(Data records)
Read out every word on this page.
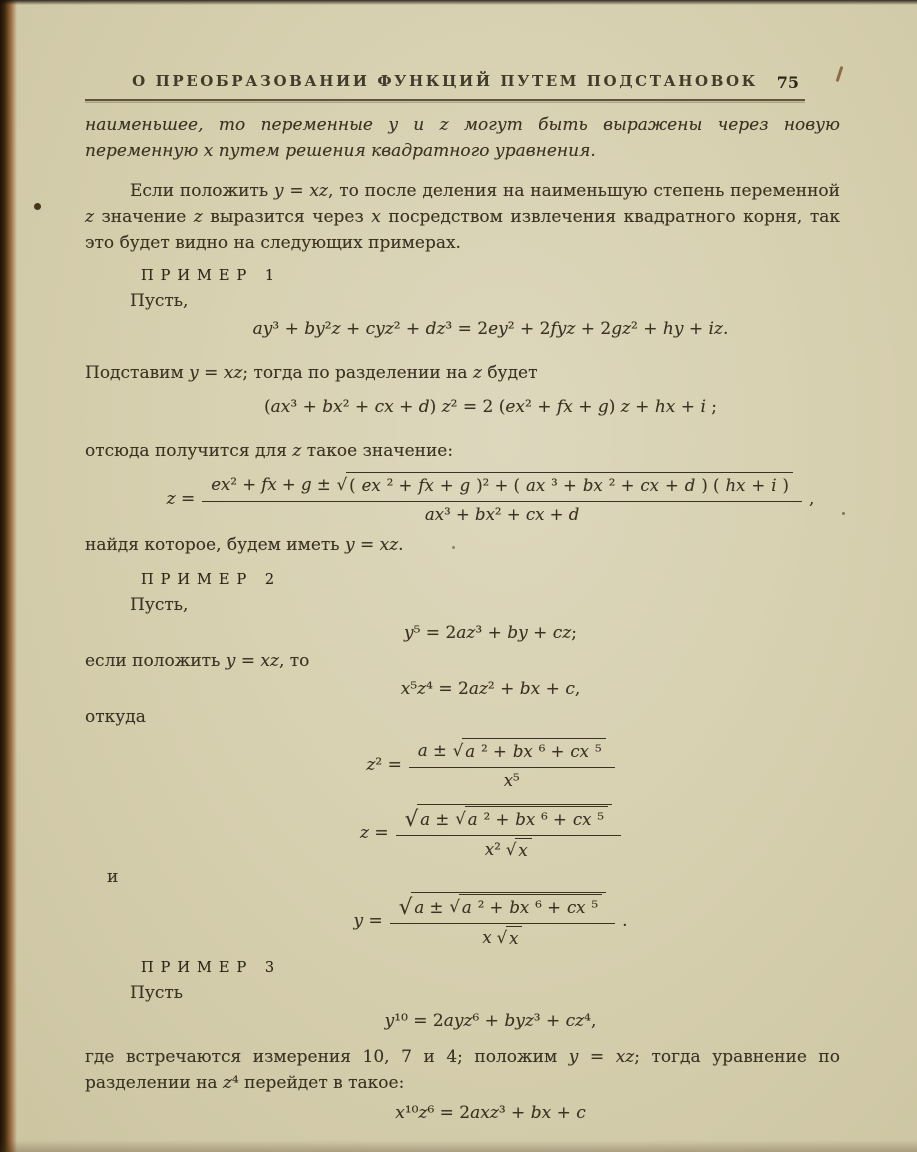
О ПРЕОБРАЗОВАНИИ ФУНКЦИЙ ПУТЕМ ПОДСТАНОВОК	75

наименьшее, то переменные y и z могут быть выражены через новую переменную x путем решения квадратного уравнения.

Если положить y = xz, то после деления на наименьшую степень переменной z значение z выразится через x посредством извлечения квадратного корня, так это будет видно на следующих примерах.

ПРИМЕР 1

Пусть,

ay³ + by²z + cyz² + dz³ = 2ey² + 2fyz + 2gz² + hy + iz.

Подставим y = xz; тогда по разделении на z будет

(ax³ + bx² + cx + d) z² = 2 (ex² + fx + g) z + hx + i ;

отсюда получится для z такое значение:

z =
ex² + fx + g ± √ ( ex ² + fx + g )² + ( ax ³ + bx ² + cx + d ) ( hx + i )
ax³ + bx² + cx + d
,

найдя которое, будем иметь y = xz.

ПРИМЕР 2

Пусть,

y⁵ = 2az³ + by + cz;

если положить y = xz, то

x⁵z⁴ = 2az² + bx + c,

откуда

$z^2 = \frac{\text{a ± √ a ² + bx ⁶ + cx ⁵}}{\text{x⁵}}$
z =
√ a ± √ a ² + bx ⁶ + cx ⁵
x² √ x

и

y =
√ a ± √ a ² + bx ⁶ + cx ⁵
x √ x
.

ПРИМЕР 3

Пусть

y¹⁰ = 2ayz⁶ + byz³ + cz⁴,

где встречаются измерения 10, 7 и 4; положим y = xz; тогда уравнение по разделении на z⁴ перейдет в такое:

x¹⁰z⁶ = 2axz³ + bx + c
==
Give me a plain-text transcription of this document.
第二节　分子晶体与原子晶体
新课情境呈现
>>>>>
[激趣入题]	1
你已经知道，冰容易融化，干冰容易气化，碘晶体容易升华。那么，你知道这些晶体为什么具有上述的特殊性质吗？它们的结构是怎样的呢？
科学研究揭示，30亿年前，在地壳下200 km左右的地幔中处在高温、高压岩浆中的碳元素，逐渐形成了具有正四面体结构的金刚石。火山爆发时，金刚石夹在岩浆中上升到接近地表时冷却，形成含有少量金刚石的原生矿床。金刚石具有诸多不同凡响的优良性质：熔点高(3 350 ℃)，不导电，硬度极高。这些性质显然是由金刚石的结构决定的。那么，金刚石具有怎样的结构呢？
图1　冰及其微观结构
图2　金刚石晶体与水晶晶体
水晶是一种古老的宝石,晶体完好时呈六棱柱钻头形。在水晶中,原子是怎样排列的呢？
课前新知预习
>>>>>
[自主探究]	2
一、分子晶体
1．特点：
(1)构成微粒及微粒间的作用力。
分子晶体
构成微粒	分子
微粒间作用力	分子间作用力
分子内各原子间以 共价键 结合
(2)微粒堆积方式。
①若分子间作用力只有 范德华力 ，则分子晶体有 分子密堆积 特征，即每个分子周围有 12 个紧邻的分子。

> [Task brief]: Track down all lines above with the string "положить" and copy them.

> [Solution to the problem]:
Если положить y = xz, то после деления на наименьшую степень переменной z значение z выразится через x посредством извлечения квадратного корня, так это будет видно на следующих примерах.
если положить y = xz, то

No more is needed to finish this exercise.